* **WORK REQUIRED**: Pull out from the material below all lines with "元日感怀".

Dataset entries
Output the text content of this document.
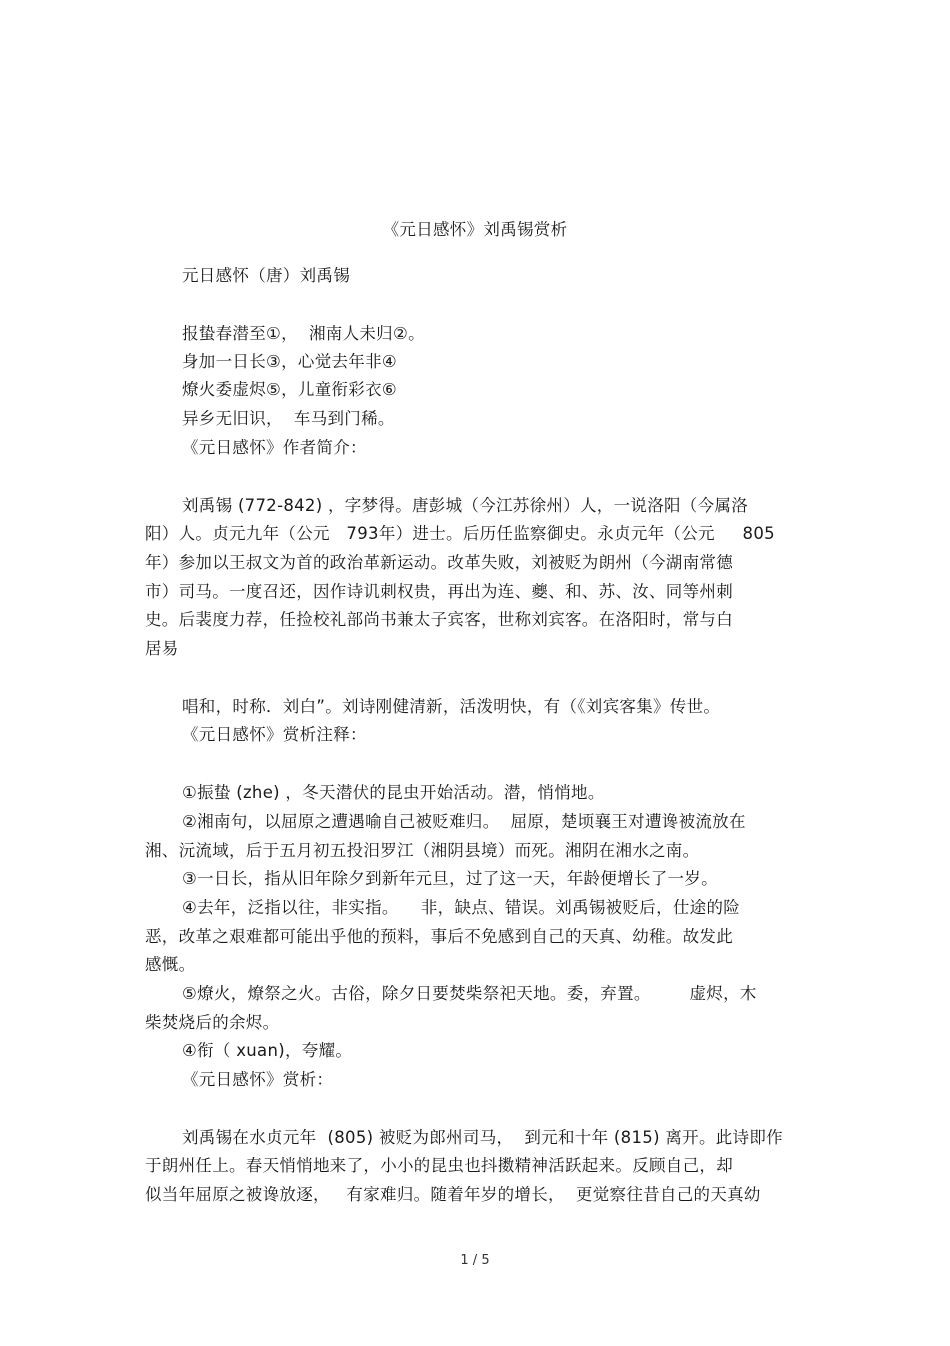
《元日感怀》刘禹锡赏析
元日感怀（唐）刘禹锡
报蛰春潜至①，  湘南人未归②。
身加一日长③，心觉去年非④
燎火委虚烬⑤，儿童衔彩衣⑥
异乡无旧识，  车马到门稀。
《元日感怀》作者简介：
刘禹锡 (772-842) ，字梦得。唐彭城（今江苏徐州）人，一说洛阳（今属洛
阳）人。贞元九年（公元   793年）进士。后历任监察御史。永贞元年（公元     805
年）参加以王叔文为首的政治革新运动。改革失败，刘被贬为朗州（今湖南常德
市）司马。一度召还，因作诗讥刺权贵，再出为连、夔、和、苏、汝、同等州刺
史。后裴度力荐，任捡校礼部尚书兼太子宾客，世称刘宾客。在洛阳时，常与白
居易
唱和，时称．刘白”。刘诗刚健清新，活泼明快，有（《刘宾客集》传世。
《元日感怀》赏析注释：
①振蛰 (zhe) ，冬天潜伏的昆虫开始活动。潜，悄悄地。
②湘南句，以屈原之遭遇喻自己被贬难归。  屈原，楚顷襄王对遭谗被流放在
湘、沅流域，后于五月初五投汨罗江（湘阴县境）而死。湘阴在湘水之南。
③一日长，指从旧年除夕到新年元旦，过了这一天，年龄便增长了一岁。
④去年，泛指以往，非实指。    非，缺点、错误。刘禹锡被贬后，仕途的险
恶，改革之艰难都可能出乎他的预料，事后不免感到自己的天真、幼稚。故发此
感慨。
⑤燎火，燎祭之火。古俗，除夕日要焚柴祭祀天地。委，弃置。       虚烬，木
柴焚烧后的余烬。
④衔（ xuan)，夸耀。
《元日感怀》赏析：
刘禹锡在水贞元年  (805) 被贬为郎州司马，  到元和十年 (815) 离开。此诗即作
于朗州任上。春天悄悄地来了，小小的昆虫也抖擞精神活跃起来。反顾自己，却
似当年屈原之被谗放逐，   有家难归。随着年岁的增长，  更觉察往昔自己的天真幼
1 / 5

* **RESPONSE TO THE TASK**:
《元日感怀》刘禹锡赏析
元日感怀（唐）刘禹锡
《元日感怀》作者简介：
《元日感怀》赏析注释：
《元日感怀》赏析：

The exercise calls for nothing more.